Enunciado da tarefa
Devolva sem alterações a parte do texto sobre a Nebulosa Pequeno Haltere que começa nas palavras "Após o colapso, a" e termina em "imagem do Hubble.".

Trecho para leitura
····················

A deslumbrante imagem de uma nebulosa capturada pelo Telescópio Espacial Hubble tomou as manchetes da comunidade científica esta semana. A Nebulosa Pequeno Haltere, também conhecida como Messier 76 ou M76, localizada a 3.400 anos-luz de distância na constelação de Perseu, revela gases brilhantes expelidos por uma estrela gigante vermelha em seus últimos momentos de vida, apresentando uma forma que lembra um 'haltere cósmico'. Este fenômeno pode conter indícios de um passado violento, onde a estrela teria engolido outra estrela antes de colapsar, num ato que os astrônomos chamam de 'canibalismo estelar'.
A imagem foi divulgada pela NASA para comemorar o 34º aniversário do lançamento do Hubble, em 24 de abril de 1990. As nebulosas planetárias, como a Pequeno Haltere, apesar do nome, não têm relação com planetas. Elas foram assim nomeadas por lembrarem os discos dos quais os planetas se formam quando vistas pela primeira vez pelo astrônomo francês Charles Messier em 1764.
Se for confirmada a presença de vestígios de 'canibalismo cósmico', isso poderia provar a existência da companheira teorizada há muito tempo da gigante vermelha. A estrutura da nebulosa inclui um anel que parece ser um bar central, conectando dois lobos de gás quente. Acredita-se que este anel tenha sido moldado por uma estrela companheira, que agora não pode ser vista, possivelmente devorada pela gigante vermelha. A análise do anel pode revelar 'evidências forenses' desse ato canibalístico cósmico.
Após o colapso, a gigante vermelha se transformou em um remanescente estelar ultra-denso conhecido como uma estrela anã branca, com uma temperatura de cerca de 138.871 graus Celsius. Esta estrela anã branca, uma das mais quentes conhecidas, é o ponto branco brilhante no centro da nebulosa na imagem do Hubble.
Os lobos representam gás quente escapando da estrela moribunda, impelidos por uma força semelhante a um furacão, colidindo com o gás mais frio e movendo-se mais lentamente, expelido anteriormente durante a vida da estrela. A radiação ultravioleta da estrela causa o brilho dos gases em diferentes cores, indicando elementos como nitrogênio e oxigênio.
Em cerca de 15.000 anos, estima-se que a nebulosa irá desaparecer do céu noturno, conforme ela continua a se expandir e a ficar mais tênue. O legado do Hubble inclui mais de 53.000 objetos astronômicos observados e 1.6 milhão de observações ao longo de 34 anos, sendo essencial para novas descobertas astronômicas. O Hubble e o Telescópio Espacial James Webb operam em complemento, coletando observações em diferentes comprimentos de onda para uma visão mais nítida e profunda do universo.

····················

[Entradas de dados coletados]
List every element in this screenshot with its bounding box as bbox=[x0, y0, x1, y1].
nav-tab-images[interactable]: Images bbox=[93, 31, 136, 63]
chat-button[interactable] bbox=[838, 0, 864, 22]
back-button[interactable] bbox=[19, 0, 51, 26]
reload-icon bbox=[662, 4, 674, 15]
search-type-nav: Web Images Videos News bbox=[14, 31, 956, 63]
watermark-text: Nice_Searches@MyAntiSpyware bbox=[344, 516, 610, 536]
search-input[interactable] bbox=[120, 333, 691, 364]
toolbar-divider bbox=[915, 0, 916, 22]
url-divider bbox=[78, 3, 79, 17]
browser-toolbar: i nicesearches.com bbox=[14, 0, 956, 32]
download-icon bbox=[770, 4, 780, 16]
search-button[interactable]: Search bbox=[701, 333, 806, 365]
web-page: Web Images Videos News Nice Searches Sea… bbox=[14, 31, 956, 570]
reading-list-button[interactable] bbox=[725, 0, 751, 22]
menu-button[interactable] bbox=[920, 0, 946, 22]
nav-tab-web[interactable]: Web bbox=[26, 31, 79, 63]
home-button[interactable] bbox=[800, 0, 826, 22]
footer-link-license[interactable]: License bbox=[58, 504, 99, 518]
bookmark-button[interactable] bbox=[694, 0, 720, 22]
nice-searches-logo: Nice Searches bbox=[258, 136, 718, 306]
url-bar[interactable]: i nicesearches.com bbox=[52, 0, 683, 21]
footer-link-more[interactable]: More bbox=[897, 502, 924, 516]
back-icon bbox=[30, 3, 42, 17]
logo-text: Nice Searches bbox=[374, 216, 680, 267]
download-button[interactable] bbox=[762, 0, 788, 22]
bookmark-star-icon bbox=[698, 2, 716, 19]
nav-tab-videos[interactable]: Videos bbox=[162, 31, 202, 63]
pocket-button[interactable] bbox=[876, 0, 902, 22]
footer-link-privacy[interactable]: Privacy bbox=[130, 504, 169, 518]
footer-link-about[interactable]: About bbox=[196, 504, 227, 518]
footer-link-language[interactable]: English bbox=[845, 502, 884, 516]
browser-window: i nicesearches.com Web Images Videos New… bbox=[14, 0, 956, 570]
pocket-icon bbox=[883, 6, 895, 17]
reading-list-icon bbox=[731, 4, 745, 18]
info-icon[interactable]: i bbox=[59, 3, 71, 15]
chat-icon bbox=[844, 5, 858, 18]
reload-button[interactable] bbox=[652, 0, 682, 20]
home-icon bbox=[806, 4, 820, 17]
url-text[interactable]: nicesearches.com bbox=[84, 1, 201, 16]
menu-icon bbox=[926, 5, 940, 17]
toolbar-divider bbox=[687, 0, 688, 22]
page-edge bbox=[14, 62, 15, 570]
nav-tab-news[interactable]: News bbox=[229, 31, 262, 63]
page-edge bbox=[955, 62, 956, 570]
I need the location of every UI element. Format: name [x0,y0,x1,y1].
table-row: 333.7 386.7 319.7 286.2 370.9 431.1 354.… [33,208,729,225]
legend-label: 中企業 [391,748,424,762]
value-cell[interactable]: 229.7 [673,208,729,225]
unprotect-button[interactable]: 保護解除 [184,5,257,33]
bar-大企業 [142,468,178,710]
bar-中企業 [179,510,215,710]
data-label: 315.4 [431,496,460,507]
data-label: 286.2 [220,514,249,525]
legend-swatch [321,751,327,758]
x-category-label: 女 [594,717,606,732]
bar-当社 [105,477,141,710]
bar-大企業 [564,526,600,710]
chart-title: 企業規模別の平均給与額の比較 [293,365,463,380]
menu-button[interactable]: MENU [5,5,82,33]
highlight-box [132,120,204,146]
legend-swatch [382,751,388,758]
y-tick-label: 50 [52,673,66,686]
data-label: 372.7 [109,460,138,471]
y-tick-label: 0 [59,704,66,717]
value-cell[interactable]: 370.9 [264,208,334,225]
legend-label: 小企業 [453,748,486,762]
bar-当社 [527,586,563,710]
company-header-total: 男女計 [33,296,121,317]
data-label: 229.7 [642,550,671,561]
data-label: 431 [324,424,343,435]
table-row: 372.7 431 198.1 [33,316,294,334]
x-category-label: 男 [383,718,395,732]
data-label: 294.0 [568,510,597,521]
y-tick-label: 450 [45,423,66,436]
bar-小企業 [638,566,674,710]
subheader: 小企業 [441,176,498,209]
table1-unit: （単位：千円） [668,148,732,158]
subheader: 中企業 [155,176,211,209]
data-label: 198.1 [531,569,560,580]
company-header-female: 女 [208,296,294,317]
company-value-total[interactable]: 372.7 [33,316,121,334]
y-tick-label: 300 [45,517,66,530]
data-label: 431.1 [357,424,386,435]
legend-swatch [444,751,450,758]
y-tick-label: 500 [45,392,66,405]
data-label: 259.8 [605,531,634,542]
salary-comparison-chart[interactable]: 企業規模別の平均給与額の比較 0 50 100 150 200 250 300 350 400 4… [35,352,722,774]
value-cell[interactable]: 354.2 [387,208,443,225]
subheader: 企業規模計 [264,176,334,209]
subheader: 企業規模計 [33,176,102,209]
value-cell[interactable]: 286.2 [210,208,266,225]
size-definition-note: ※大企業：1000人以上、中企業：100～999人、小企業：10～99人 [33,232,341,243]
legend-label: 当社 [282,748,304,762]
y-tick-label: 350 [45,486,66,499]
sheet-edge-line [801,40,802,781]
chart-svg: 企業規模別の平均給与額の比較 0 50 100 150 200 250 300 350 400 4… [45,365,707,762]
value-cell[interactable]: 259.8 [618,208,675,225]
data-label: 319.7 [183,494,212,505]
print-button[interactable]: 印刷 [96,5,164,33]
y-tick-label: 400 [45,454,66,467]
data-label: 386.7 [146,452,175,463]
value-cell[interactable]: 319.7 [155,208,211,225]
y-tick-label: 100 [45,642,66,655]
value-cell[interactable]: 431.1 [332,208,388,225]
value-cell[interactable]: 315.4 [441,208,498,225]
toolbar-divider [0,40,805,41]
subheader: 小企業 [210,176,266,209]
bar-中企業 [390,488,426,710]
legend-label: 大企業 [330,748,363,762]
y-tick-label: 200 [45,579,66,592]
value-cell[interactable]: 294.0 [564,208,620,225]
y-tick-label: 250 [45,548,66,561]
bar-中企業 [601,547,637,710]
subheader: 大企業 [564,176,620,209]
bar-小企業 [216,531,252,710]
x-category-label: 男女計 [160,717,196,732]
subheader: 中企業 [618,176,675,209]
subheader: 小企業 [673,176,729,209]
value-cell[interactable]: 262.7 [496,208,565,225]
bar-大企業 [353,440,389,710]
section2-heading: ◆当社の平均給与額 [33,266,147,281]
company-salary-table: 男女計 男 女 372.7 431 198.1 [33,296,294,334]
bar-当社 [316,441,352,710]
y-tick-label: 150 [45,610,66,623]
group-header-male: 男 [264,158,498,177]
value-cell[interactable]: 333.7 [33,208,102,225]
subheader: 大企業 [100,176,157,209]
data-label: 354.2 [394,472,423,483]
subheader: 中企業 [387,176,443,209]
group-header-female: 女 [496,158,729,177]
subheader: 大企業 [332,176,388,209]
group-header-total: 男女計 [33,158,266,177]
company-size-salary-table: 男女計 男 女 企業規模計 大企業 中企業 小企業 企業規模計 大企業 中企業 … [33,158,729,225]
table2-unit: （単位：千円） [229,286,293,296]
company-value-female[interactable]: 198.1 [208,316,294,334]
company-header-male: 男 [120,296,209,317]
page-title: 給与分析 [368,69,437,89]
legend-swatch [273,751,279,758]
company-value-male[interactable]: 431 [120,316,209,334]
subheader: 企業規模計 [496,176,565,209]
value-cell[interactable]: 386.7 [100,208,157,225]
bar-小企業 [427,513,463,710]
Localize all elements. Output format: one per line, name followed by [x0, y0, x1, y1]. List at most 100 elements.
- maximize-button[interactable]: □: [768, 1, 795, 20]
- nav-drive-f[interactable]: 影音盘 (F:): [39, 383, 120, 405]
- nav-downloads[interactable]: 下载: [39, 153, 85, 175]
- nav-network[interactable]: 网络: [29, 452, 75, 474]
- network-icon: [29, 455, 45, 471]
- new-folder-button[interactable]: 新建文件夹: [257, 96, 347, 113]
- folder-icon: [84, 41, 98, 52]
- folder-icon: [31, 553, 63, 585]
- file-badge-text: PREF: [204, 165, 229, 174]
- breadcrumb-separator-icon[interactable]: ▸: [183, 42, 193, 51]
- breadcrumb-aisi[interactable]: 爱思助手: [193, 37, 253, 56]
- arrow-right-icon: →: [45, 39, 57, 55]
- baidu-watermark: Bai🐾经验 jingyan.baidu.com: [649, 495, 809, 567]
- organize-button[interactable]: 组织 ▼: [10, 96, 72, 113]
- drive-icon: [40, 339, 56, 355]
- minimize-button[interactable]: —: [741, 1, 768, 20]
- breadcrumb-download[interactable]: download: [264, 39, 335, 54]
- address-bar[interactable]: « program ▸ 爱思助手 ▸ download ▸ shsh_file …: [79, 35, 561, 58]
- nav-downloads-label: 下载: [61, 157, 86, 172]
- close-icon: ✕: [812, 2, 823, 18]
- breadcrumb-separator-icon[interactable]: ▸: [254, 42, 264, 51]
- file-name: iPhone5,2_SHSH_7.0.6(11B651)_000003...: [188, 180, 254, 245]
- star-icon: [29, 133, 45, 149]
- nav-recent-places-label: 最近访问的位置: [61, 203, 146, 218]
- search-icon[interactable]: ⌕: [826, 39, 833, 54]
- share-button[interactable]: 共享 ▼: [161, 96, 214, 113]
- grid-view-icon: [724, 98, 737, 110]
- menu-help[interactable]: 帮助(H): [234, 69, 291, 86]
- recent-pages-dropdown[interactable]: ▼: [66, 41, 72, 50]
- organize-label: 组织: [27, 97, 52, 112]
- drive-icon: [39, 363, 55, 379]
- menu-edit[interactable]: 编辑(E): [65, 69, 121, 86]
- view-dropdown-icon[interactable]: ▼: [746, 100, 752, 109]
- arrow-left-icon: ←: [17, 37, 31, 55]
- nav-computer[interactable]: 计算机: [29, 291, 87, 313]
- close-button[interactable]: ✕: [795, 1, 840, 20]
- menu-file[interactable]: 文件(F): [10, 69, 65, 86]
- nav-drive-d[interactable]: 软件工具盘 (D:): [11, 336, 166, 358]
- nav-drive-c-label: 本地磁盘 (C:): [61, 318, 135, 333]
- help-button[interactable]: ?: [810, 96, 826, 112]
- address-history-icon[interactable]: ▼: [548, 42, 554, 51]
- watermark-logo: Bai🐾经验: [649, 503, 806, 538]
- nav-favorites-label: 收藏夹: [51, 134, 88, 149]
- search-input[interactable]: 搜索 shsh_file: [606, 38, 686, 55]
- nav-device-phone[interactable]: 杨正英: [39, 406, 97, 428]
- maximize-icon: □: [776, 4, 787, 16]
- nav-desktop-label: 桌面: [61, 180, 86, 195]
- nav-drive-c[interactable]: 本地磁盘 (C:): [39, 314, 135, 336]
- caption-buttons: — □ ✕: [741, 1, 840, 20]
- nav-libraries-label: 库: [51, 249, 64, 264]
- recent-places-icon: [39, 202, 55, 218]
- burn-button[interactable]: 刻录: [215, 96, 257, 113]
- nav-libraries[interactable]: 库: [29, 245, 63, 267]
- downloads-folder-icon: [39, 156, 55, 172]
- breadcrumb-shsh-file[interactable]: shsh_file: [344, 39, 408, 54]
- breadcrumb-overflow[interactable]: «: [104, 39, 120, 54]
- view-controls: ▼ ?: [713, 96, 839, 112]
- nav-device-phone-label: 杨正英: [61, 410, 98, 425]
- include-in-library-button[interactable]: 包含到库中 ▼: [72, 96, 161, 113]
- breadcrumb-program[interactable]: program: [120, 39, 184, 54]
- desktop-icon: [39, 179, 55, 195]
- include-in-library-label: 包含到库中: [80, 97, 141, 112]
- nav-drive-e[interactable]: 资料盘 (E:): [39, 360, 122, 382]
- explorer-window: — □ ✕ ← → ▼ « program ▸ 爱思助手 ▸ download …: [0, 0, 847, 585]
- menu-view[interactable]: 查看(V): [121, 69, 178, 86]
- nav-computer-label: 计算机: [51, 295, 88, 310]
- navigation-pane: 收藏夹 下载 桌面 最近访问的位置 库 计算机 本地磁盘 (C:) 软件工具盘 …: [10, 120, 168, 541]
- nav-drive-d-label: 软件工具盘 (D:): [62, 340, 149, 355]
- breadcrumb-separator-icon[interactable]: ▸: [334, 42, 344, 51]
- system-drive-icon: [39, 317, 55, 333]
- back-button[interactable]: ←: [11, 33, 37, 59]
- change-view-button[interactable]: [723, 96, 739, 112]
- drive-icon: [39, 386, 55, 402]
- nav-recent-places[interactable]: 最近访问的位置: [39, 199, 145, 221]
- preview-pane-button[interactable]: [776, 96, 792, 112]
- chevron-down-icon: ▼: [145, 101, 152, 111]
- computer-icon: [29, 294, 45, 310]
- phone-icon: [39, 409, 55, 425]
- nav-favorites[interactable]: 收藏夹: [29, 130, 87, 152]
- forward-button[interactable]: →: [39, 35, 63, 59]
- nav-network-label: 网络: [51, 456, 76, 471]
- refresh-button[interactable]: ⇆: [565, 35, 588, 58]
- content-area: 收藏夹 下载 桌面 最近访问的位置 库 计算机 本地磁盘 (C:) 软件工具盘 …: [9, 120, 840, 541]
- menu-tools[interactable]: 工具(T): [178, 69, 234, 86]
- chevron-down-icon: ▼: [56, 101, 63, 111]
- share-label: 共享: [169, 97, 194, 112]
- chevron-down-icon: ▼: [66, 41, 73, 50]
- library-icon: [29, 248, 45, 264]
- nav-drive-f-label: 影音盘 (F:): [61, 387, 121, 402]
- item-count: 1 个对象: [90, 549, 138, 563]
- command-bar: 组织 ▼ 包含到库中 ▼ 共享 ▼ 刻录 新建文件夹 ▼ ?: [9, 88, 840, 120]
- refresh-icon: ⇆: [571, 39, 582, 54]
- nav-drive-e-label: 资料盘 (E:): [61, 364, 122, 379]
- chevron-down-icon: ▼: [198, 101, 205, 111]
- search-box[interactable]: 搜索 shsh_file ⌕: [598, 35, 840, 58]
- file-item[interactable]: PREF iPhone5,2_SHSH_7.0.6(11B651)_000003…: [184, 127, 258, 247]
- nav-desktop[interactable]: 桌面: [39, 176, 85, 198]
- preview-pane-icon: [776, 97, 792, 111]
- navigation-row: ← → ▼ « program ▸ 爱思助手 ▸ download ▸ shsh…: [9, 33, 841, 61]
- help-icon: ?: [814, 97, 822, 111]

····················

Área de resposta
Após o colapso, a gigante vermelha se transformou em um remanescente estelar ultra-denso conhecido como uma estrela anã branca, com uma temperatura de cerca de 138.871 graus Celsius. Esta estrela anã branca, uma das mais quentes conhecidas, é o ponto branco brilhante no centro da nebulosa na imagem do Hubble.